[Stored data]

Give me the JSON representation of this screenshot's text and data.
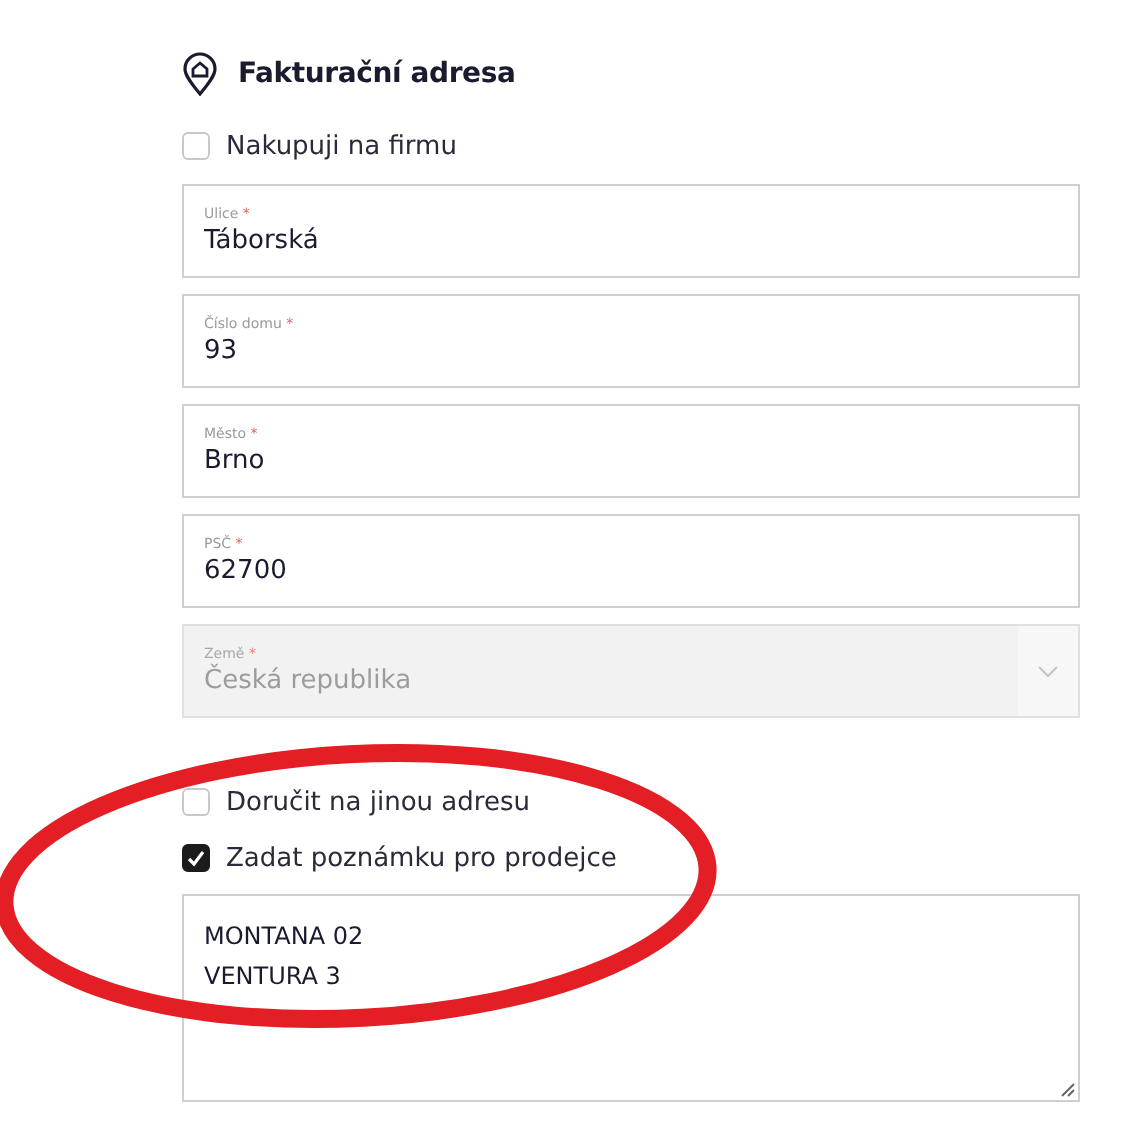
{
  "heading": {
    "title": "Fakturační adresa"
  },
  "company_checkbox": {
    "label": "Nakupuji na firmu",
    "checked": false
  },
  "fields": [
    {
      "kind": "text",
      "label": "Ulice",
      "required_mark": "*",
      "value": "Táborská",
      "disabled": false
    },
    {
      "kind": "text",
      "label": "Číslo domu",
      "required_mark": "*",
      "value": "93",
      "disabled": false
    },
    {
      "kind": "text",
      "label": "Město",
      "required_mark": "*",
      "value": "Brno",
      "disabled": false
    },
    {
      "kind": "text",
      "label": "PSČ",
      "required_mark": "*",
      "value": "62700",
      "disabled": false
    },
    {
      "kind": "select",
      "label": "Země",
      "required_mark": "*",
      "value": "Česká republika",
      "disabled": true
    }
  ],
  "options": [
    {
      "label": "Doručit na jinou adresu",
      "checked": false
    },
    {
      "label": "Zadat poznámku pro prodejce",
      "checked": true
    }
  ],
  "note": {
    "lines": [
      "MONTANA 02",
      "VENTURA 3"
    ]
  }
}
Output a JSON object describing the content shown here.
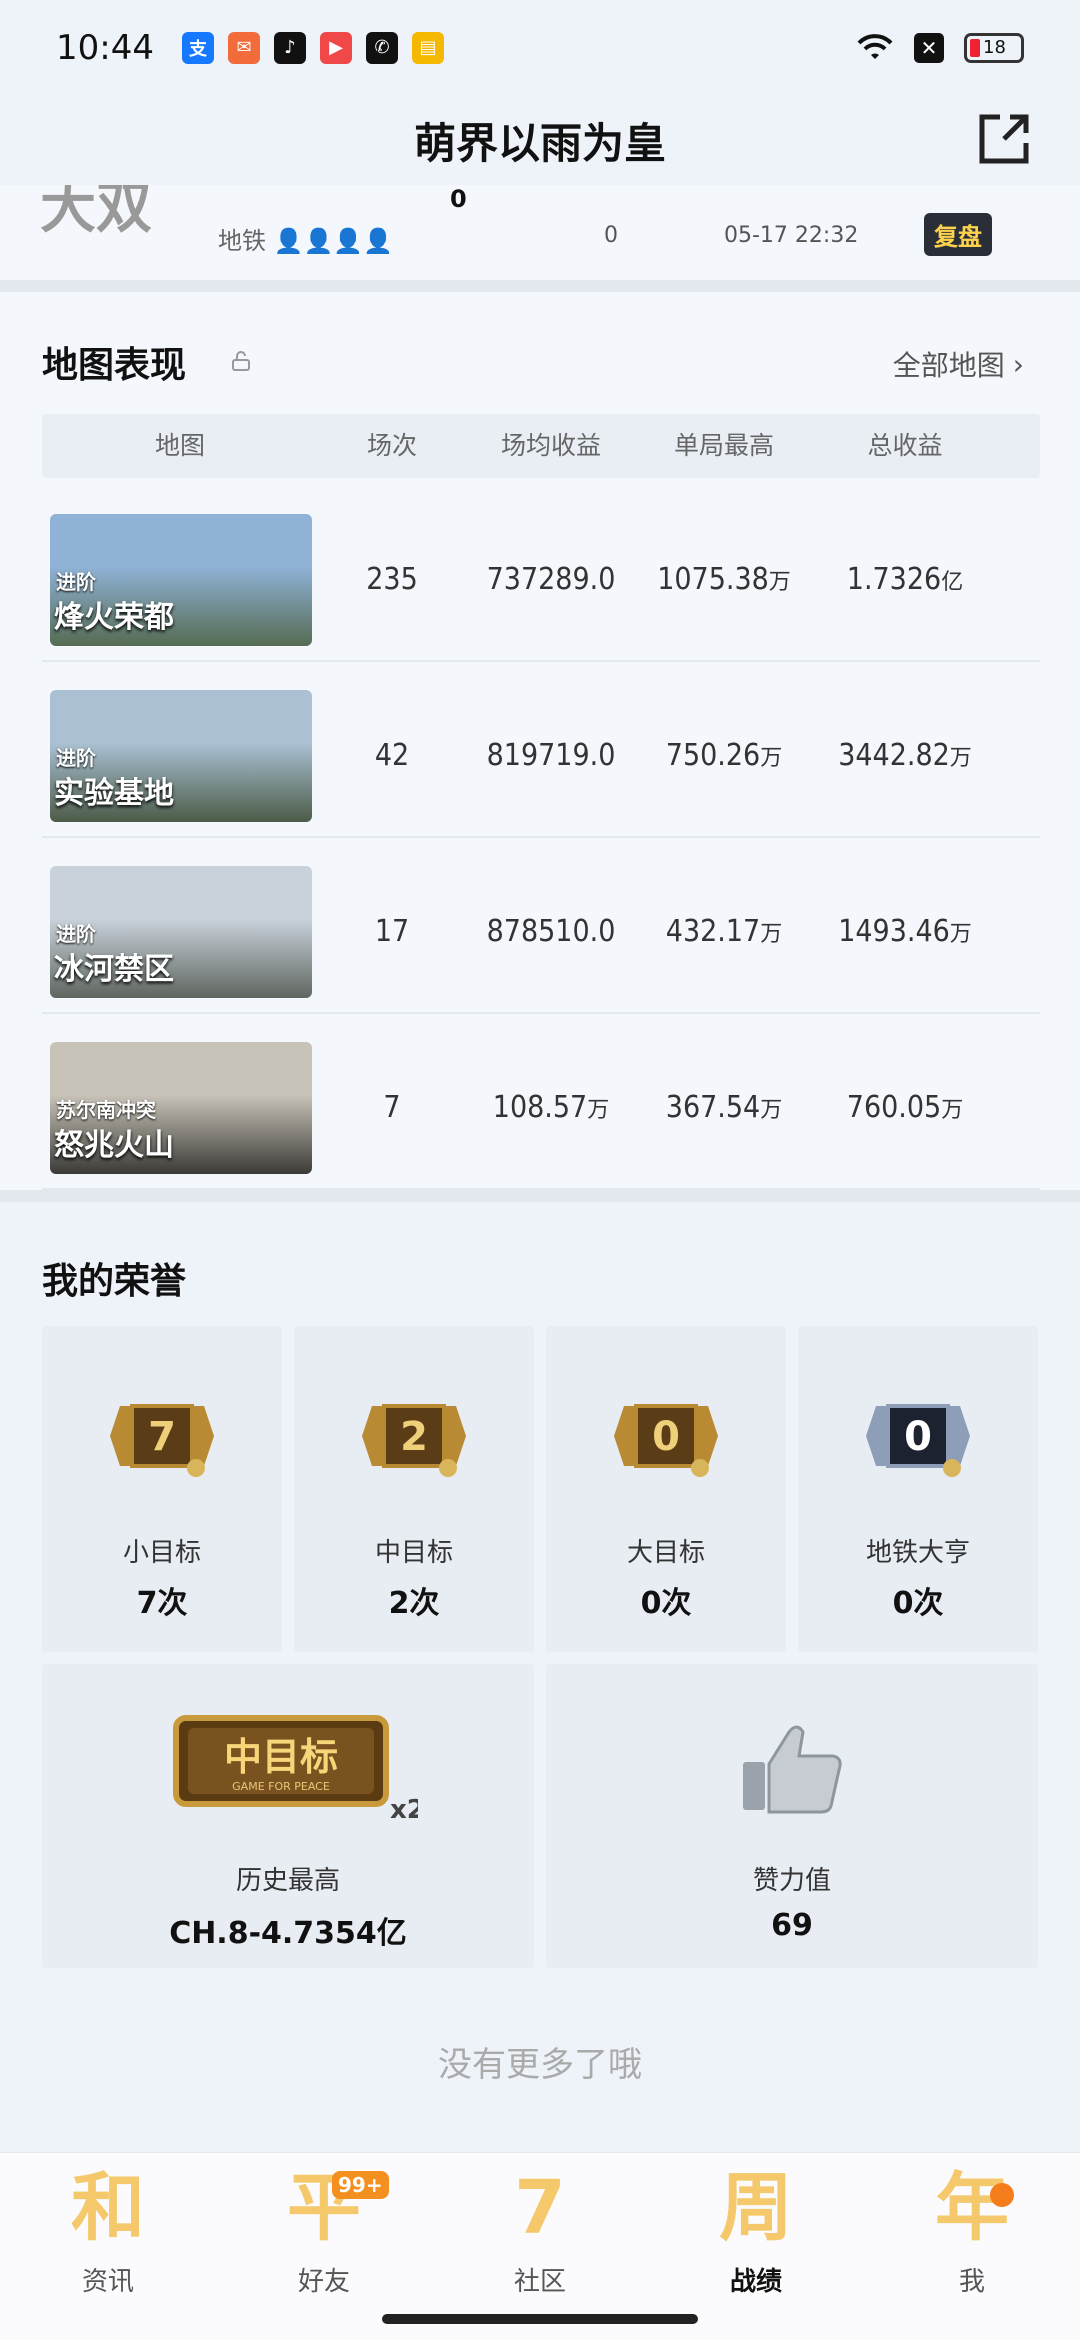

Task brief: Tally up the lines in the records that contain the word "checked" and give only the total.

Reply: 3